## START Passage given

Daniel,

On Fri, 8 Mar 2019, Daniel Lezcano wrote:

> The previous variance was discarding values from the timings when they
> were considered as anomalies as stated by the normal law statistical
> model.
> 
> However in the interrupt life, we can have multiple anomalies due to
> the nature of the device generating the interrupts, and most of the
> time we can observe a repeating pattern, that is particulary true for
> network, console, MMC or SSD devices.
> 
> With the variance approach, we miss the patterns and we can only deal with the
> interrupt coming in regular intervals.
> 
> After a long investigation, this patch provides the array suffixes
> derived algorithm where we can detect regular and repeating patterns
> interrupt events.

'This patch', 'we' .... Documentation/process/submitting-patches.rst :)

> +#define EMA_ALPHA_VAL                64
> +#define EMA_ALPHA_SHIFT              7
> +
> +#define PREDICTION_PERIOD_MIN        2
> +#define PREDICTION_PERIOD_MAX        5
> +#define PREDICTION_FACTOR    4
> +#define PREDICTION_MAX               10 /* 2 ^ PREDICTION_MAX useconds */
> +#define PREDICTION_BUFFER_SIZE       16 /* slots for EMAs, hardly more than 
> 16 */
> +
> +struct irqt_stat {
> +     u64     last_ts;
> +     int     ema_time[PREDICTION_BUFFER_SIZE];
> +     int     timings[IRQ_TIMINGS_SIZE];
> +     int     circ_timings[IRQ_TIMINGS_SIZE];
> +     int     count;
> +};
> +
> +/*
> + * Exponential moving average computation
> + */
> +static int irq_timings_ema_new(s64 value, s64 ema_old)

## END Passage given
## START Records

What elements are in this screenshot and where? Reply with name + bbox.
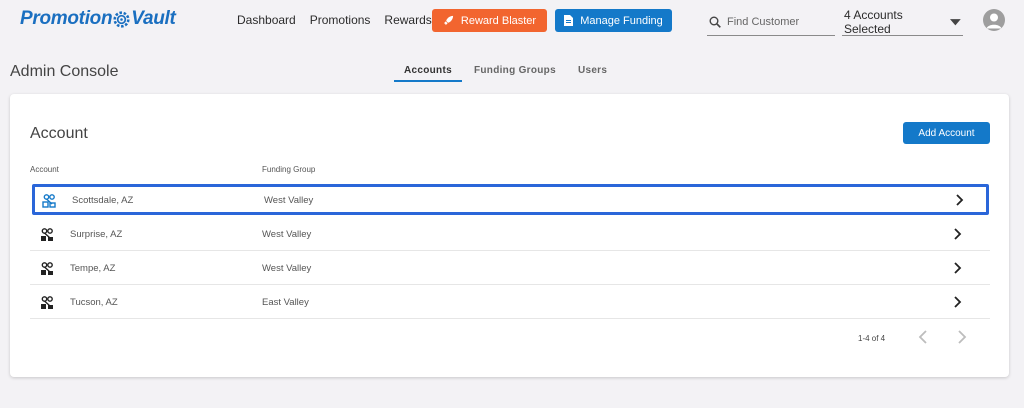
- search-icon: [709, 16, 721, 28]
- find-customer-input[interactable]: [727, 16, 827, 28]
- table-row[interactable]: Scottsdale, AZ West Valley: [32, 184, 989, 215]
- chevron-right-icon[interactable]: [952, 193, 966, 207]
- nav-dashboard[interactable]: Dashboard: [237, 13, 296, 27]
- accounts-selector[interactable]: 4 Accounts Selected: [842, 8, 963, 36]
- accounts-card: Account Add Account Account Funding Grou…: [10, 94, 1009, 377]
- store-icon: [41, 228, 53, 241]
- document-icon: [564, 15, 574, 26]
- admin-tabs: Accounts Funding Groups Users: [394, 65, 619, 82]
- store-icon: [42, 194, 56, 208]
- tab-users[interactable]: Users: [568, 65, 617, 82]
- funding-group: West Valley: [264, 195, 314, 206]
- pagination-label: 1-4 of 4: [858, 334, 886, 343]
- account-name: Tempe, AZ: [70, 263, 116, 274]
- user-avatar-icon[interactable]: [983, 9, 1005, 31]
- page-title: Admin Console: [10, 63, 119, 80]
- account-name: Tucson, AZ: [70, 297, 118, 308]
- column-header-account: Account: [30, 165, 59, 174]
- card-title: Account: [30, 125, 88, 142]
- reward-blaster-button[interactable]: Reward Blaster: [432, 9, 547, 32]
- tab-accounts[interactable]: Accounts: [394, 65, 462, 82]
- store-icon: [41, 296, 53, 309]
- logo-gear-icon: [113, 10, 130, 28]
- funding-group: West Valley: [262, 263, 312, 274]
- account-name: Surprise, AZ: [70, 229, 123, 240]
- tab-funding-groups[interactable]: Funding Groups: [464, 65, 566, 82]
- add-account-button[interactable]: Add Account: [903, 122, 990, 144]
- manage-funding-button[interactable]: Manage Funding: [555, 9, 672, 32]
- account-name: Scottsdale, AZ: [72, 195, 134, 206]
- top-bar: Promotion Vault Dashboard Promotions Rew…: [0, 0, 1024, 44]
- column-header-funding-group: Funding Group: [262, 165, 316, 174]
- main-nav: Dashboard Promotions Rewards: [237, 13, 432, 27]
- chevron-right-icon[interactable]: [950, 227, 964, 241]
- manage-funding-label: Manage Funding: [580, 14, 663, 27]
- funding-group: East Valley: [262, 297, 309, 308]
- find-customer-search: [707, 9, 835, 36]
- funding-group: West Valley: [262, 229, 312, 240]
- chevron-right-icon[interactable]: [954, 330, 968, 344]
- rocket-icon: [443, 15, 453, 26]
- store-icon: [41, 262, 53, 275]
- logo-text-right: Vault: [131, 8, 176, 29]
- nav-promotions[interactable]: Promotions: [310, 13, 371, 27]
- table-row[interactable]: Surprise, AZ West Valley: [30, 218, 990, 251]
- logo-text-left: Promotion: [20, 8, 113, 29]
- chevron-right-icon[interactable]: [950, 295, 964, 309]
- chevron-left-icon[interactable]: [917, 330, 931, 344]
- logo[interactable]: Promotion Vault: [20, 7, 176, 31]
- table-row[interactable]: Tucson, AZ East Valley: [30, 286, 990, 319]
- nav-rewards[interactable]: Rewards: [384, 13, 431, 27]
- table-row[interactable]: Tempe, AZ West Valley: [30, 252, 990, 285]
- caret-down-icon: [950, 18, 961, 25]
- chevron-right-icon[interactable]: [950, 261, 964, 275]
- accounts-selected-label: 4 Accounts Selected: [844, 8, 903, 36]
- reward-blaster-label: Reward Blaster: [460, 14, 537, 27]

## END Records
## START Records

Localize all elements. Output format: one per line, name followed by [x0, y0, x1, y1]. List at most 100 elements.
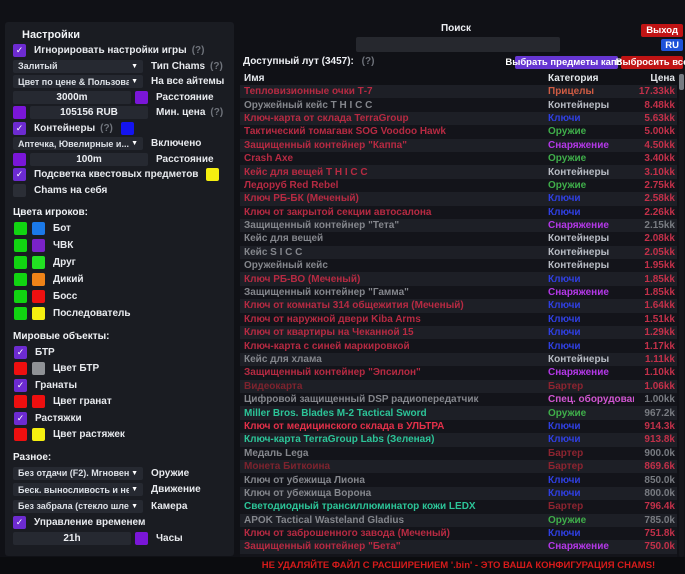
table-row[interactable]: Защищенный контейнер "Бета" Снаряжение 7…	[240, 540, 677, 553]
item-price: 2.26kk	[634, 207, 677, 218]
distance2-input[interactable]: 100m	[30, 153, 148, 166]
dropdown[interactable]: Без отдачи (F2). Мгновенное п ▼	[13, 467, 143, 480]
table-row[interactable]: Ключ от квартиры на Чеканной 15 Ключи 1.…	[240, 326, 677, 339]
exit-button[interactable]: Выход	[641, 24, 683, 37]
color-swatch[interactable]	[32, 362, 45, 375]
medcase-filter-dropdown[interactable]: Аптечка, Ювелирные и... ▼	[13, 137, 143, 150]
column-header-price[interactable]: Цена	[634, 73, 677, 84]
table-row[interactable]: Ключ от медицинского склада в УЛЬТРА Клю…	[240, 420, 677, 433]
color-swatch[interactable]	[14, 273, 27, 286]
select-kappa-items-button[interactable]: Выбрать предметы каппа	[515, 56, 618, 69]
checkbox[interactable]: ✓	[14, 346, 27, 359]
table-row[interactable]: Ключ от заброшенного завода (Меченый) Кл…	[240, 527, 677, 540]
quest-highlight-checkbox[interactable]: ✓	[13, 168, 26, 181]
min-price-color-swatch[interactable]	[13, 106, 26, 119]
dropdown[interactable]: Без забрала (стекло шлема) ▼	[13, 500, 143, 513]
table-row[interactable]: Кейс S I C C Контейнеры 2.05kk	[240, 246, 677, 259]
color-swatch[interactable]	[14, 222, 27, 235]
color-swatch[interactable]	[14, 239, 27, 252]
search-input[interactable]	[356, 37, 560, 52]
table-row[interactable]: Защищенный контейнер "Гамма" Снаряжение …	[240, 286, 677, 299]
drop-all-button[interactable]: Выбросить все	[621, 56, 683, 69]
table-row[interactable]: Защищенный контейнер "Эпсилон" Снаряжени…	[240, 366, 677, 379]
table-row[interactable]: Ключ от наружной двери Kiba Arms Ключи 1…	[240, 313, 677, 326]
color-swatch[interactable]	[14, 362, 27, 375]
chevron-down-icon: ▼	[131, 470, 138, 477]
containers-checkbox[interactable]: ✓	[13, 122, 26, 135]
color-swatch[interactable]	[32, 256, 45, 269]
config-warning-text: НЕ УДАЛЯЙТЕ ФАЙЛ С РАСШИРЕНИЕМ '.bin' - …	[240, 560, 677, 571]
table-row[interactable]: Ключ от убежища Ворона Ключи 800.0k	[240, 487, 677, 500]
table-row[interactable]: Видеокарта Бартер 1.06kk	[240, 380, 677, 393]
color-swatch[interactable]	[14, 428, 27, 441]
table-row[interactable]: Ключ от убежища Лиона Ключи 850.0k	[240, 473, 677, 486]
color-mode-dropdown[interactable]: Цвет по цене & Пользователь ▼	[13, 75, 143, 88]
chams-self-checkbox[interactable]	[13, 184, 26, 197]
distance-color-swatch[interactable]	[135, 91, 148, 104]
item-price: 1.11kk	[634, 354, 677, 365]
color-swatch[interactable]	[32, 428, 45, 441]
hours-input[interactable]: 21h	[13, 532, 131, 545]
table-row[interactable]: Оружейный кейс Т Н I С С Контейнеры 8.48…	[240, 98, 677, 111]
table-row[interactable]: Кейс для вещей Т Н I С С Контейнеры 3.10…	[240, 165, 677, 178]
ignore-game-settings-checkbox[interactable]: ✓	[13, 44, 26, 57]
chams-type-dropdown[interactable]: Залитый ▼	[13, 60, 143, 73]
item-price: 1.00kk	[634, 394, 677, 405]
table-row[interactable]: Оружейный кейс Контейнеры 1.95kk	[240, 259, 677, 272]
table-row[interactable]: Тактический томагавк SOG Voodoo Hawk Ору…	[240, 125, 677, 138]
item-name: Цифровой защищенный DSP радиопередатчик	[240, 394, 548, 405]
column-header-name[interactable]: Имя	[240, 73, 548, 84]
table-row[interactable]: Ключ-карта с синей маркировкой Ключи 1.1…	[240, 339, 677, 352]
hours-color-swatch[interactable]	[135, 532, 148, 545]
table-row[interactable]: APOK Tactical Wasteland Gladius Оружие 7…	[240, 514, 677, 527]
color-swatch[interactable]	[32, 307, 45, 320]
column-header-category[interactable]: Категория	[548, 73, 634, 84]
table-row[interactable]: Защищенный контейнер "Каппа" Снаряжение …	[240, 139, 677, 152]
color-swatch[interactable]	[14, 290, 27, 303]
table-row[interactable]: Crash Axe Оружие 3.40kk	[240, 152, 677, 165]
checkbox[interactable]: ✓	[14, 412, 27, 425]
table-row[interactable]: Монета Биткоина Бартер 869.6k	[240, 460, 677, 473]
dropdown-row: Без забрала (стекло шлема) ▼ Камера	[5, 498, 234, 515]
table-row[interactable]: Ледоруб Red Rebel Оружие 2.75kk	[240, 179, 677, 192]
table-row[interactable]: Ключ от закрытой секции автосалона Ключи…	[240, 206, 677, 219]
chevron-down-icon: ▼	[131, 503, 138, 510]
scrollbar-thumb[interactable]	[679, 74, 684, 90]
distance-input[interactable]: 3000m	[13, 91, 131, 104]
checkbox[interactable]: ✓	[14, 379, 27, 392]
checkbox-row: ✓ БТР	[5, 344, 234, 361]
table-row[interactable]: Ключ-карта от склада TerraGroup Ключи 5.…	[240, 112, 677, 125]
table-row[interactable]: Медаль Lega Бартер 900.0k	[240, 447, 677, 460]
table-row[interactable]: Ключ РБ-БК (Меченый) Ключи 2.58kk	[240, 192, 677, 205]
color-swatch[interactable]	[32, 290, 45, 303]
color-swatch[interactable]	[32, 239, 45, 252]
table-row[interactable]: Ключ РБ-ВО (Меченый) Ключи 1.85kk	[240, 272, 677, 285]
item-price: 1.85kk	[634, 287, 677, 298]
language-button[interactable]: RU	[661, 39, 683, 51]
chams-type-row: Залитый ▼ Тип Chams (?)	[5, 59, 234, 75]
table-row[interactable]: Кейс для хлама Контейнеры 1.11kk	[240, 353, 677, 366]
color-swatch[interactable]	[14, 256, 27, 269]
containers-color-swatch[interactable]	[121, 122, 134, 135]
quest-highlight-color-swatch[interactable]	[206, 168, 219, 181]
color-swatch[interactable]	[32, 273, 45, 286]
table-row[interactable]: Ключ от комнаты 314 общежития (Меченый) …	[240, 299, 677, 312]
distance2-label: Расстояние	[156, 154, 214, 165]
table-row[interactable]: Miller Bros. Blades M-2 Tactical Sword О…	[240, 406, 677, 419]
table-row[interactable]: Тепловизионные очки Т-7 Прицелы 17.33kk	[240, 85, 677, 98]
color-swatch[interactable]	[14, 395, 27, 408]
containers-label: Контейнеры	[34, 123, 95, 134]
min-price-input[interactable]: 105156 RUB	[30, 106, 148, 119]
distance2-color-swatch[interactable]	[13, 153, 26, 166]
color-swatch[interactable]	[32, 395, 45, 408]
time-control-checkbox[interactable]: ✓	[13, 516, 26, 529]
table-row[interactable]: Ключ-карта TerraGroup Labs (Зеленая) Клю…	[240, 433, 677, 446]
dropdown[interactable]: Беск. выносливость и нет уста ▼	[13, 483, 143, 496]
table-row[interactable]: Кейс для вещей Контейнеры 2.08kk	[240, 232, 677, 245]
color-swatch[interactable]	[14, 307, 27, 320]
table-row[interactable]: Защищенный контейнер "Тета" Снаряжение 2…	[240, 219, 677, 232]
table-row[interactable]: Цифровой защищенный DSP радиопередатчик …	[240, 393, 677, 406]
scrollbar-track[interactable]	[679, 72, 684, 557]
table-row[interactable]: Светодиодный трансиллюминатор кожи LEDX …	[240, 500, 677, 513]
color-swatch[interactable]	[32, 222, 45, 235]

## END Records

=== Tasks and exercises ===
(1) Retype the portion of the patch discussion that begins at the words "On Fri, 8 Mar" and stops after "or SSD devices.".
(2) According to the patch discussion, which devices are named as especially likely to show a repeating pattern of interrupts?

=== Answer list ===
(1)
On Fri, 8 Mar 2019, Daniel Lezcano wrote:

> The previous variance was discarding values from the timings when they
> were considered as anomalies as stated by the normal law statistical
> model.
> 
> However in the interrupt life, we can have multiple anomalies due to
> the nature of the device generating the interrupts, and most of the
> time we can observe a repeating pattern, that is particulary true for
> network, console, MMC or SSD devices.

(2) Network, console, MMC or SSD devices.